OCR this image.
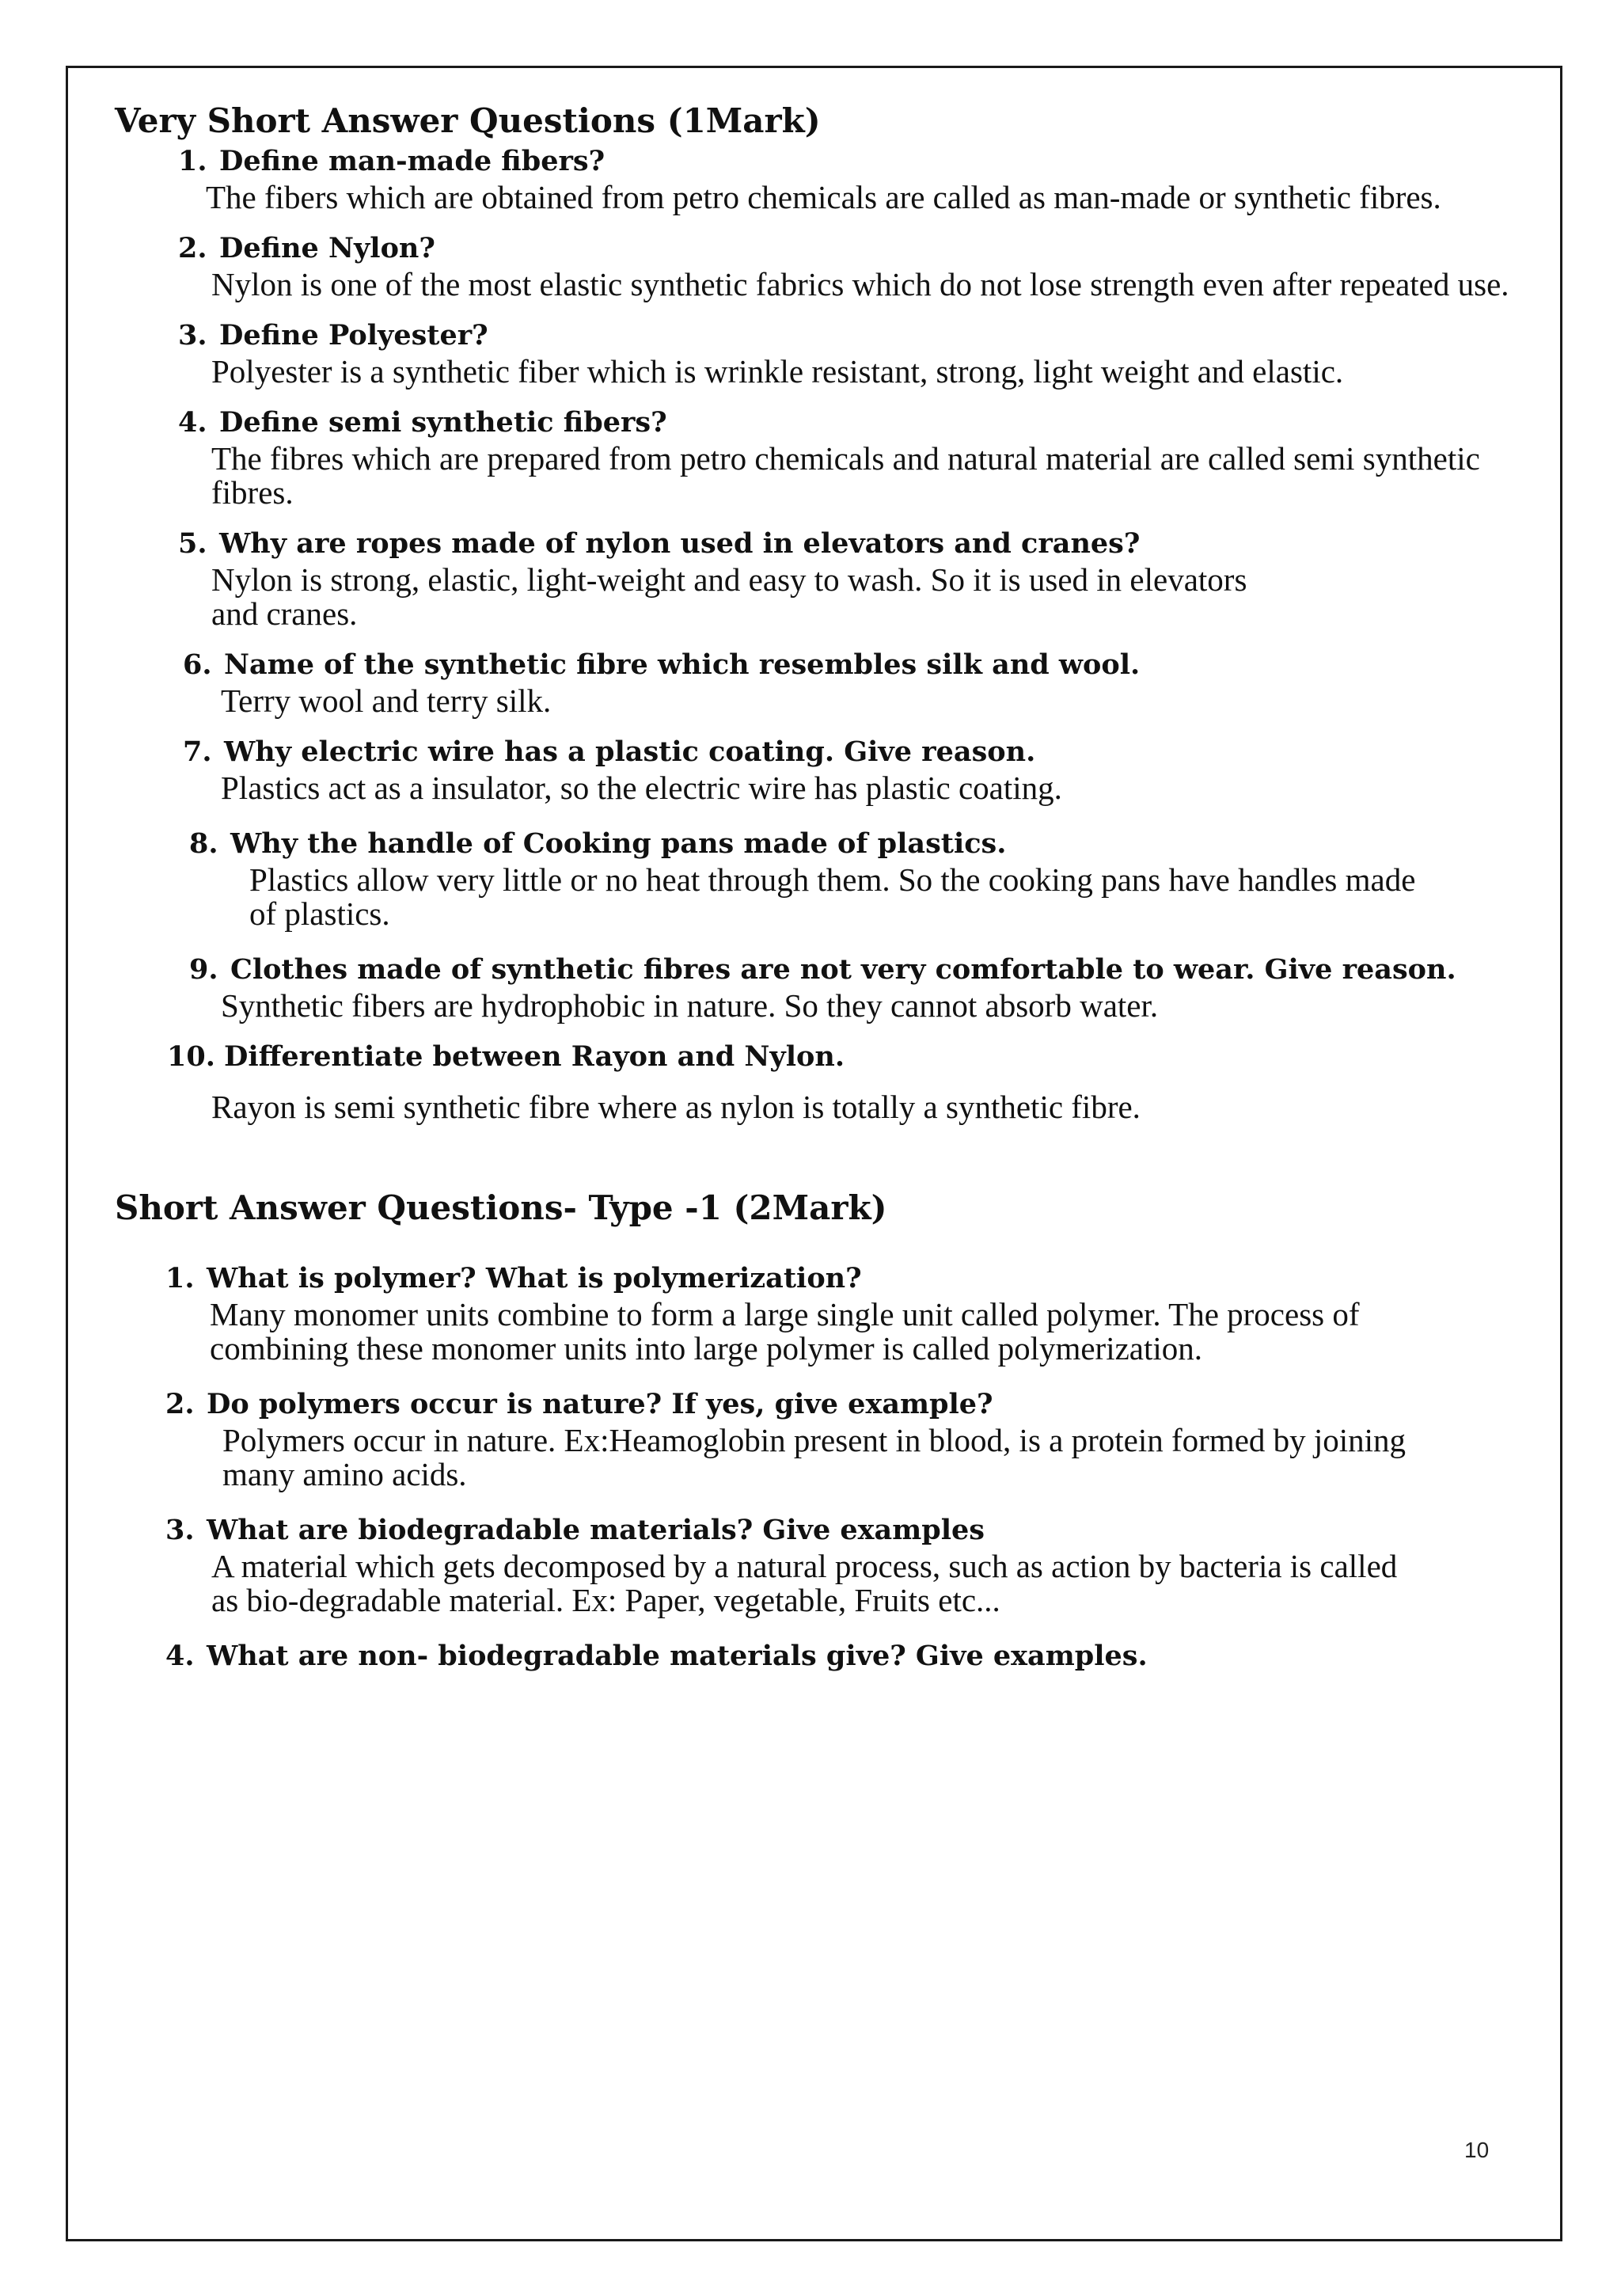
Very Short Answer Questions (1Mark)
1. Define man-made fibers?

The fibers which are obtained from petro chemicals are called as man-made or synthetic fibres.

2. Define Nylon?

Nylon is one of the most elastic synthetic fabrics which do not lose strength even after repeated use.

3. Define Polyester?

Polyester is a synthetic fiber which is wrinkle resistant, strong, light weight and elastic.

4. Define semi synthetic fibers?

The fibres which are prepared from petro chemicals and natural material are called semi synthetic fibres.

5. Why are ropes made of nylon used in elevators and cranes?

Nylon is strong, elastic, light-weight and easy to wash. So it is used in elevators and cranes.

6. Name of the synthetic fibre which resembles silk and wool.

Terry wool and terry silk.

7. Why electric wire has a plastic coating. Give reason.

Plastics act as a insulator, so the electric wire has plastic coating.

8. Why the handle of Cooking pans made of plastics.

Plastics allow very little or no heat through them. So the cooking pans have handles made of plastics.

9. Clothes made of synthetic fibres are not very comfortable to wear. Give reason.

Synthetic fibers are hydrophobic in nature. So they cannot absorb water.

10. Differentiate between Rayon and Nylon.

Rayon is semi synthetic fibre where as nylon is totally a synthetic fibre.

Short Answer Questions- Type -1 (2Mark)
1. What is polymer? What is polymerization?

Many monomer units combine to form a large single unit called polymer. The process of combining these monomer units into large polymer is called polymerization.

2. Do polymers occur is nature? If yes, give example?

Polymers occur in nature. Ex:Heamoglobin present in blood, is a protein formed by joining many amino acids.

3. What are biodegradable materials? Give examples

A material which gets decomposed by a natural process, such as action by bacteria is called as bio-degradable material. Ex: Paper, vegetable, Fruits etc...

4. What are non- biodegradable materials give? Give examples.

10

---

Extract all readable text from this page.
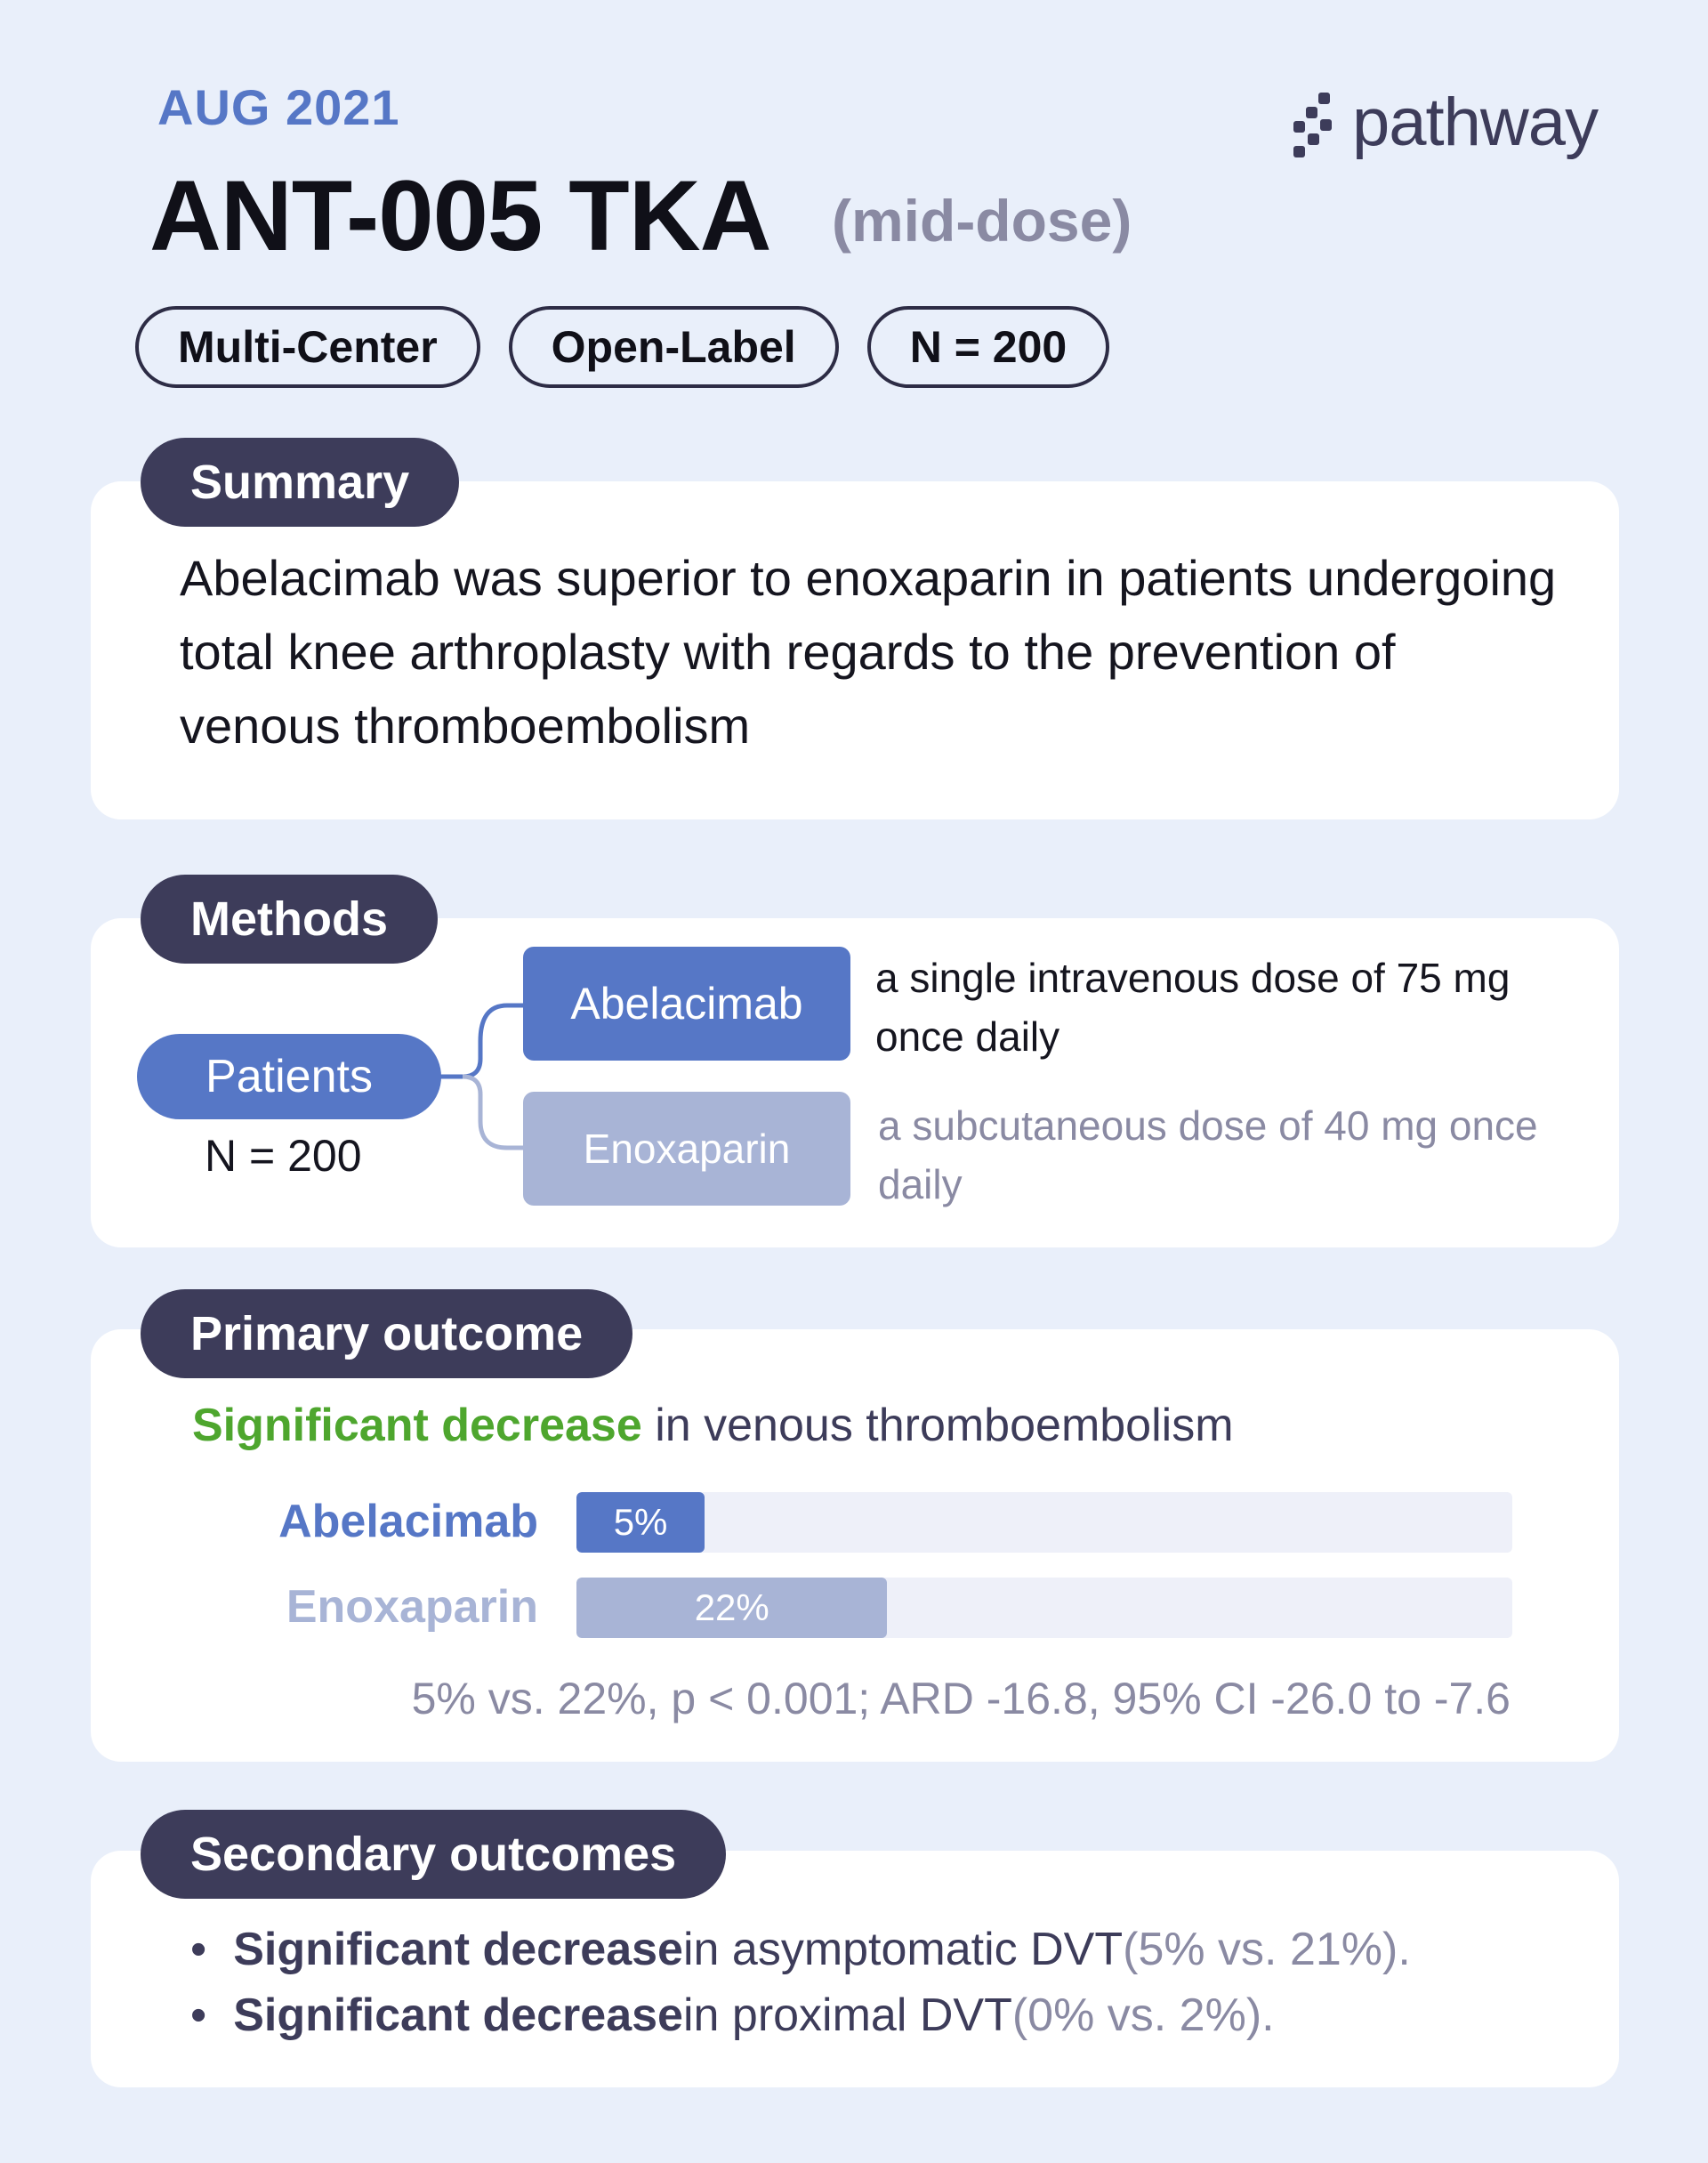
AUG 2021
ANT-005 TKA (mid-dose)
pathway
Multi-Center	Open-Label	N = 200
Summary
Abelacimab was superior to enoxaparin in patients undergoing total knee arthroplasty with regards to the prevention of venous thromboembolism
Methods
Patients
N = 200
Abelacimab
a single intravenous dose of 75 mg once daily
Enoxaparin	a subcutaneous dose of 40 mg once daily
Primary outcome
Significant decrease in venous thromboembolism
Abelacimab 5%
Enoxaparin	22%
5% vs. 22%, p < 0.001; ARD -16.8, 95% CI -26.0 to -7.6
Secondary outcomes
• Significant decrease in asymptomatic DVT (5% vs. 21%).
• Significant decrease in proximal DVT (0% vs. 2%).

## WHAT YOU HAVE TO DO
Only lines holding the word "Short" are wanted; copy each one from the listing.

## ANSWER SECTION
Very Short Answer Questions (1Mark)
Short Answer Questions- Type -1 (2Mark)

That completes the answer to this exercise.